Task to carry out: Isolate every line in the records below with "coeff" in it.

# START OF Provided material

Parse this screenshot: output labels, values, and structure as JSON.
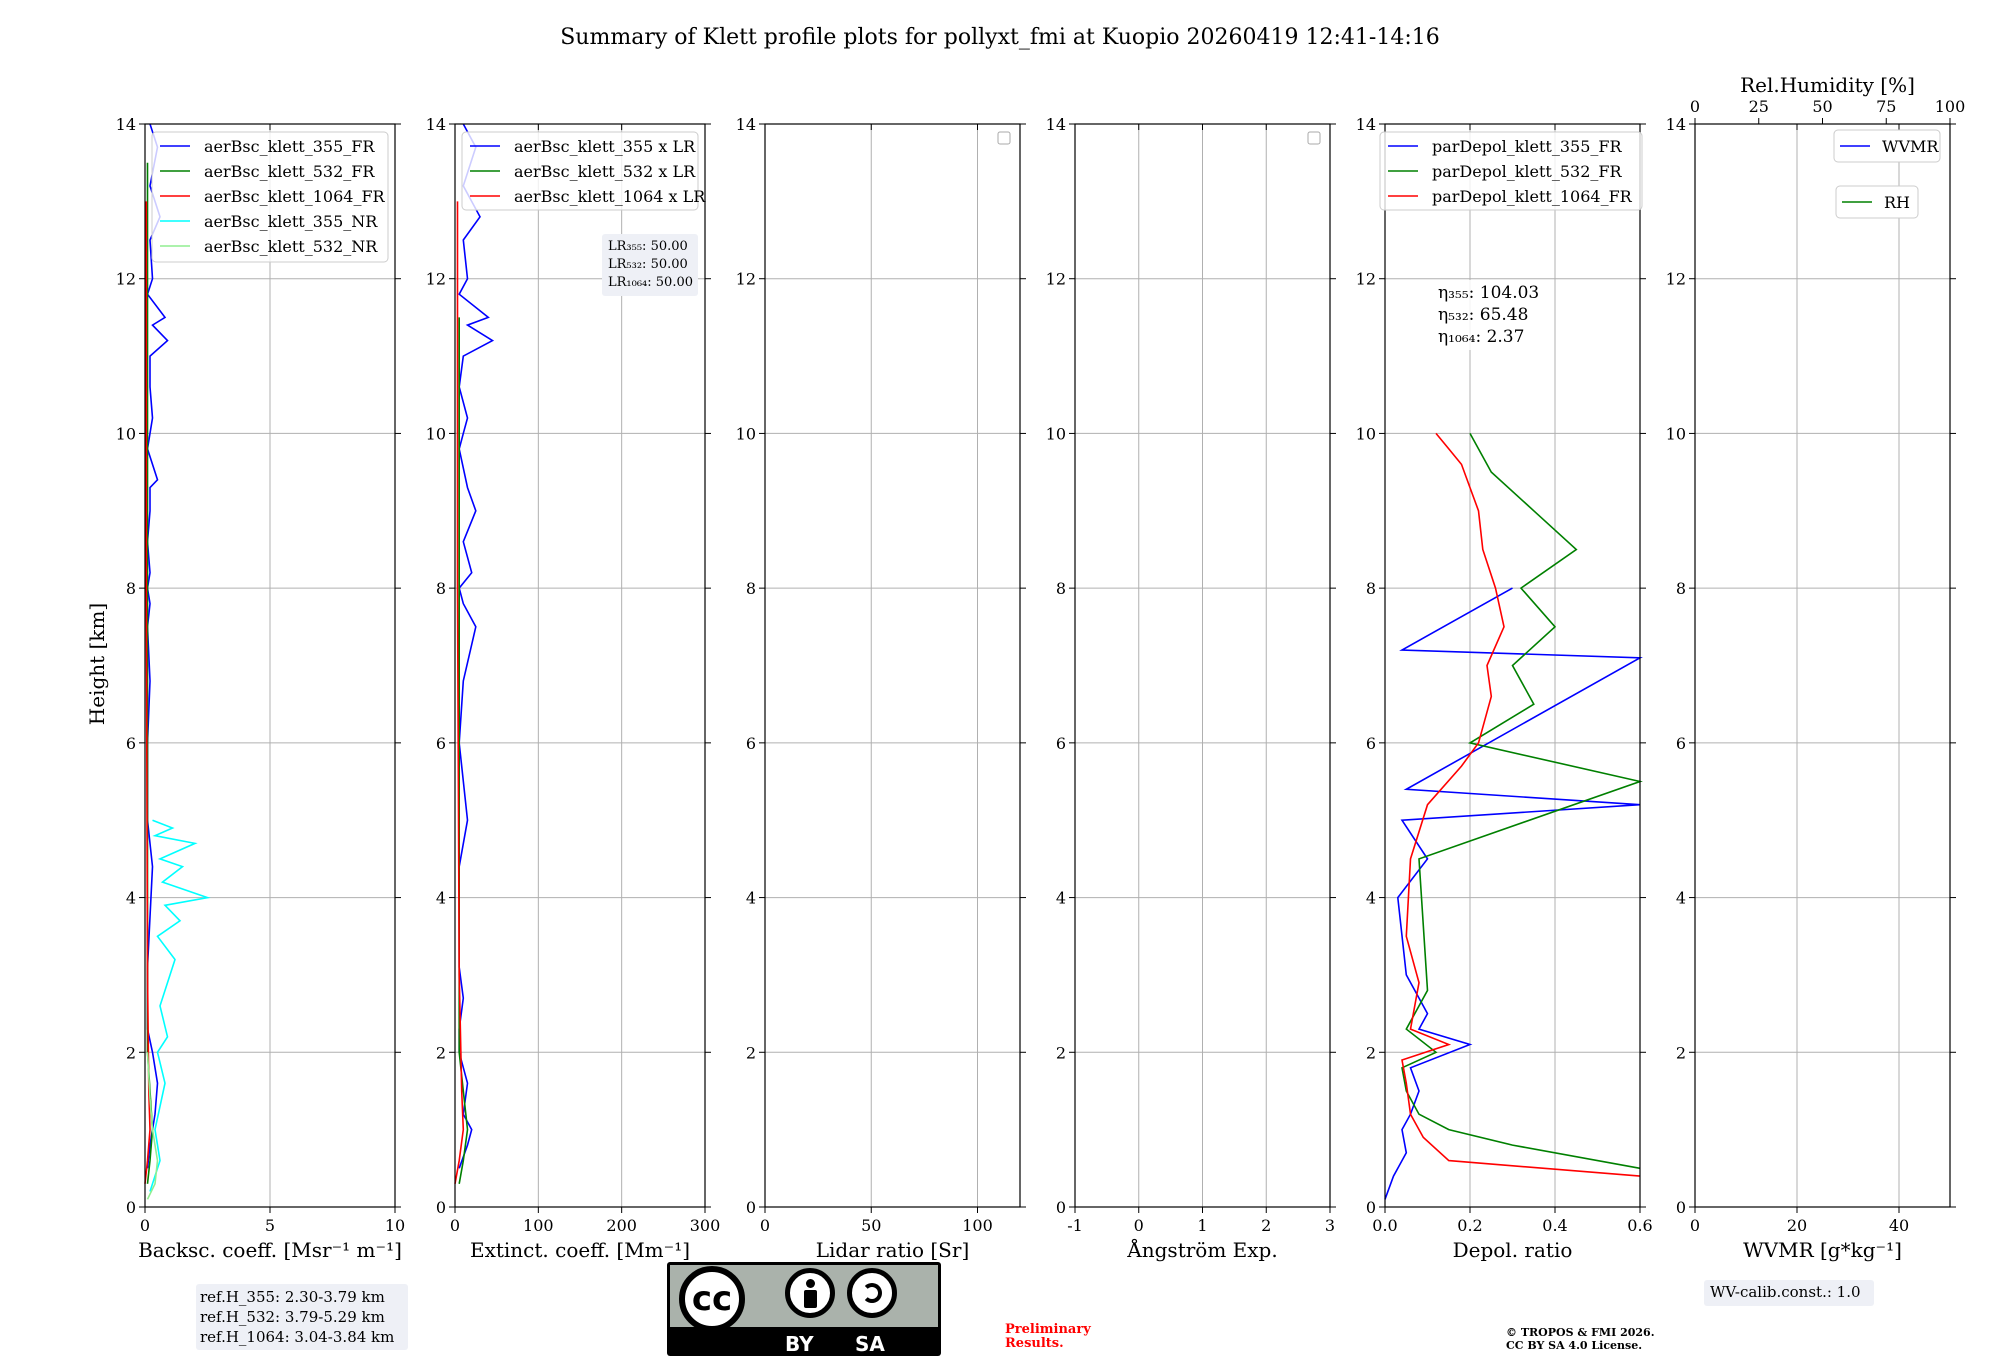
{
  "title": "Summary of Klett profile plots for pollyxt_fmi at Kuopio 20260419 12:41-14:16",
  "y_axis_label": "Height [km]",
  "chart_data": [
    {
      "type": "line",
      "panel": "backscatter",
      "xlabel": "Backsc. coeff. [Msr⁻¹ m⁻¹]",
      "xlim": [
        0,
        10
      ],
      "ylim": [
        0,
        14
      ],
      "xticks": [
        0,
        5,
        10
      ],
      "yticks": [
        0,
        2,
        4,
        6,
        8,
        10,
        12,
        14
      ],
      "legend": [
        "aerBsc_klett_355_FR",
        "aerBsc_klett_532_FR",
        "aerBsc_klett_1064_FR",
        "aerBsc_klett_355_NR",
        "aerBsc_klett_532_NR"
      ],
      "series": [
        {
          "name": "aerBsc_klett_355_FR",
          "color": "#0000ff",
          "x": [
            0.1,
            0.2,
            0.3,
            0.4,
            0.5,
            0.3,
            0.1,
            0.1,
            0.1,
            0.3,
            0.1,
            0.1,
            0.2,
            0.1,
            0.2,
            0.1,
            0.2,
            0.1,
            0.2,
            0.2,
            0.5,
            0.1,
            0.2,
            0.3,
            0.2,
            0.2,
            0.9,
            0.3,
            0.8,
            0.1,
            0.3,
            0.2,
            0.6,
            0.2,
            0.5,
            0.2
          ],
          "y": [
            0.5,
            0.8,
            1.0,
            1.2,
            1.6,
            2.0,
            2.3,
            2.7,
            3.1,
            4.4,
            5.0,
            6.0,
            6.8,
            7.5,
            7.8,
            8.0,
            8.2,
            8.6,
            9.0,
            9.3,
            9.4,
            9.8,
            10.0,
            10.2,
            10.6,
            11.0,
            11.2,
            11.4,
            11.5,
            11.8,
            12.0,
            12.5,
            12.8,
            13.2,
            13.7,
            14.0
          ]
        },
        {
          "name": "aerBsc_klett_532_FR",
          "color": "#008000",
          "x": [
            0.1,
            0.2,
            0.3,
            0.2,
            0.1,
            0.1,
            0.1,
            0.1,
            0.1
          ],
          "y": [
            0.3,
            0.6,
            1.0,
            1.5,
            2.0,
            4.0,
            7.8,
            11.5,
            13.5
          ]
        },
        {
          "name": "aerBsc_klett_1064_FR",
          "color": "#ff0000",
          "x": [
            0.0,
            0.1,
            0.2,
            0.15,
            0.1,
            0.05,
            0.05
          ],
          "y": [
            0.3,
            0.6,
            1.0,
            1.5,
            3.0,
            8.0,
            13.0
          ]
        },
        {
          "name": "aerBsc_klett_355_NR",
          "color": "#00ffff",
          "x": [
            0.2,
            0.6,
            0.4,
            0.8,
            0.5,
            0.9,
            0.6,
            1.2,
            0.5,
            1.4,
            0.8,
            2.5,
            0.7,
            1.5,
            0.6,
            2.0,
            0.4,
            1.1,
            0.3
          ],
          "y": [
            0.2,
            0.6,
            1.0,
            1.6,
            2.0,
            2.2,
            2.6,
            3.2,
            3.5,
            3.7,
            3.9,
            4.0,
            4.2,
            4.4,
            4.5,
            4.7,
            4.8,
            4.9,
            5.0
          ]
        },
        {
          "name": "aerBsc_klett_532_NR",
          "color": "#90ee90",
          "x": [
            0.1,
            0.4,
            0.5,
            0.3,
            0.2,
            0.1
          ],
          "y": [
            0.1,
            0.3,
            0.6,
            1.0,
            1.4,
            2.0
          ]
        }
      ],
      "reference_heights": [
        "ref.H_355: 2.30-3.79 km",
        "ref.H_532: 3.79-5.29 km",
        "ref.H_1064: 3.04-3.84 km"
      ]
    },
    {
      "type": "line",
      "panel": "extinction",
      "xlabel": "Extinct. coeff. [Mm⁻¹]",
      "xlim": [
        0,
        300
      ],
      "ylim": [
        0,
        14
      ],
      "xticks": [
        0,
        100,
        200,
        300
      ],
      "yticks": [
        0,
        2,
        4,
        6,
        8,
        10,
        12,
        14
      ],
      "legend": [
        "aerBsc_klett_355 x LR",
        "aerBsc_klett_532 x LR",
        "aerBsc_klett_1064 x LR"
      ],
      "series": [
        {
          "name": "aerBsc_klett_355 x LR",
          "color": "#0000ff",
          "x": [
            5,
            15,
            20,
            10,
            15,
            5,
            5,
            10,
            5,
            5,
            15,
            5,
            10,
            25,
            10,
            5,
            20,
            10,
            25,
            15,
            5,
            10,
            15,
            5,
            10,
            45,
            15,
            40,
            5,
            15,
            10,
            30,
            10,
            25,
            10
          ],
          "y": [
            0.5,
            0.8,
            1.0,
            1.2,
            1.6,
            2.0,
            2.3,
            2.7,
            3.1,
            4.4,
            5.0,
            6.0,
            6.8,
            7.5,
            7.8,
            8.0,
            8.2,
            8.6,
            9.0,
            9.3,
            9.8,
            10.0,
            10.2,
            10.6,
            11.0,
            11.2,
            11.4,
            11.5,
            11.8,
            12.0,
            12.5,
            12.8,
            13.2,
            13.7,
            14.0
          ]
        },
        {
          "name": "aerBsc_klett_532 x LR",
          "color": "#008000",
          "x": [
            5,
            10,
            15,
            10,
            5,
            5,
            5,
            5
          ],
          "y": [
            0.3,
            0.6,
            1.0,
            1.5,
            2.0,
            4.0,
            7.8,
            11.5
          ]
        },
        {
          "name": "aerBsc_klett_1064 x LR",
          "color": "#ff0000",
          "x": [
            0,
            5,
            10,
            8,
            5,
            3,
            3
          ],
          "y": [
            0.3,
            0.6,
            1.0,
            1.5,
            3.0,
            8.0,
            13.0
          ]
        }
      ],
      "lidar_ratios": [
        "LR₃₅₅: 50.00",
        "LR₅₃₂: 50.00",
        "LR₁₀₆₄: 50.00"
      ]
    },
    {
      "type": "line",
      "panel": "lidar_ratio",
      "xlabel": "Lidar ratio [Sr]",
      "xlim": [
        0,
        120
      ],
      "ylim": [
        0,
        14
      ],
      "xticks": [
        0,
        50,
        100
      ],
      "yticks": [
        0,
        2,
        4,
        6,
        8,
        10,
        12,
        14
      ],
      "series": []
    },
    {
      "type": "line",
      "panel": "angstrom",
      "xlabel": "Ångström Exp.",
      "xlim": [
        -1,
        3
      ],
      "ylim": [
        0,
        14
      ],
      "xticks": [
        -1,
        0,
        1,
        2,
        3
      ],
      "yticks": [
        0,
        2,
        4,
        6,
        8,
        10,
        12,
        14
      ],
      "series": []
    },
    {
      "type": "line",
      "panel": "depolarization",
      "xlabel": "Depol. ratio",
      "xlim": [
        0,
        0.6
      ],
      "ylim": [
        0,
        14
      ],
      "xticks": [
        0.0,
        0.2,
        0.4,
        0.6
      ],
      "yticks": [
        0,
        2,
        4,
        6,
        8,
        10,
        12,
        14
      ],
      "legend": [
        "parDepol_klett_355_FR",
        "parDepol_klett_532_FR",
        "parDepol_klett_1064_FR"
      ],
      "series": [
        {
          "name": "parDepol_klett_355_FR",
          "color": "#0000ff",
          "x": [
            0.0,
            0.02,
            0.05,
            0.04,
            0.06,
            0.08,
            0.06,
            0.2,
            0.08,
            0.1,
            0.05,
            0.03,
            0.1,
            0.04,
            0.6,
            0.05,
            0.6,
            0.04,
            0.3
          ],
          "y": [
            0.1,
            0.4,
            0.7,
            1.0,
            1.2,
            1.5,
            1.8,
            2.1,
            2.3,
            2.5,
            3.0,
            4.0,
            4.5,
            5.0,
            5.2,
            5.4,
            7.1,
            7.2,
            8.0
          ]
        },
        {
          "name": "parDepol_klett_532_FR",
          "color": "#008000",
          "x": [
            0.6,
            0.3,
            0.15,
            0.08,
            0.05,
            0.04,
            0.12,
            0.05,
            0.1,
            0.08,
            0.6,
            0.2,
            0.35,
            0.3,
            0.4,
            0.32,
            0.45,
            0.35,
            0.25,
            0.2
          ],
          "y": [
            0.5,
            0.8,
            1.0,
            1.2,
            1.5,
            1.8,
            2.0,
            2.3,
            2.8,
            4.5,
            5.5,
            6.0,
            6.5,
            7.0,
            7.5,
            8.0,
            8.5,
            9.0,
            9.5,
            10.0
          ]
        },
        {
          "name": "parDepol_klett_1064_FR",
          "color": "#ff0000",
          "x": [
            0.6,
            0.15,
            0.09,
            0.06,
            0.05,
            0.04,
            0.15,
            0.06,
            0.08,
            0.05,
            0.06,
            0.1,
            0.18,
            0.22,
            0.25,
            0.24,
            0.28,
            0.26,
            0.23,
            0.22,
            0.2,
            0.18,
            0.15,
            0.12
          ],
          "y": [
            0.4,
            0.6,
            0.9,
            1.2,
            1.6,
            1.9,
            2.1,
            2.3,
            2.9,
            3.5,
            4.5,
            5.2,
            5.7,
            6.0,
            6.6,
            7.0,
            7.5,
            8.0,
            8.5,
            9.0,
            9.3,
            9.6,
            9.8,
            10.0
          ]
        }
      ],
      "eta_values": [
        "η₃₅₅: 104.03",
        "η₅₃₂: 65.48",
        "η₁₀₆₄: 2.37"
      ]
    },
    {
      "type": "line",
      "panel": "water_vapour",
      "xlabel": "WVMR [g*kg⁻¹]",
      "top_xlabel": "Rel.Humidity [%]",
      "xlim": [
        0,
        50
      ],
      "ylim": [
        0,
        14
      ],
      "xticks": [
        0,
        20,
        40
      ],
      "top_xticks": [
        0,
        25,
        50,
        75,
        100
      ],
      "yticks": [
        0,
        2,
        4,
        6,
        8,
        10,
        12,
        14
      ],
      "legend": [
        "WVMR",
        "RH"
      ],
      "series": [],
      "calibration": "WV-calib.const.: 1.0"
    }
  ],
  "footer": {
    "preliminary": [
      "Preliminary",
      "Results."
    ],
    "copyright": [
      "© TROPOS & FMI 2026.",
      "CC BY SA 4.0 License."
    ],
    "license_badge": {
      "cc": "cc",
      "by": "BY",
      "sa": "SA"
    }
  },
  "colors": {
    "blue": "#0000ff",
    "green": "#008000",
    "red": "#ff0000",
    "cyan": "#00ffff",
    "lightgreen": "#90ee90",
    "grid": "#b0b0b0",
    "preliminary": "#ff0000"
  }
}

# END OF Provided material

Exercise result:
      "xlabel": "Backsc. coeff. [Msr⁻¹ m⁻¹]",
      "xlabel": "Extinct. coeff. [Mm⁻¹]",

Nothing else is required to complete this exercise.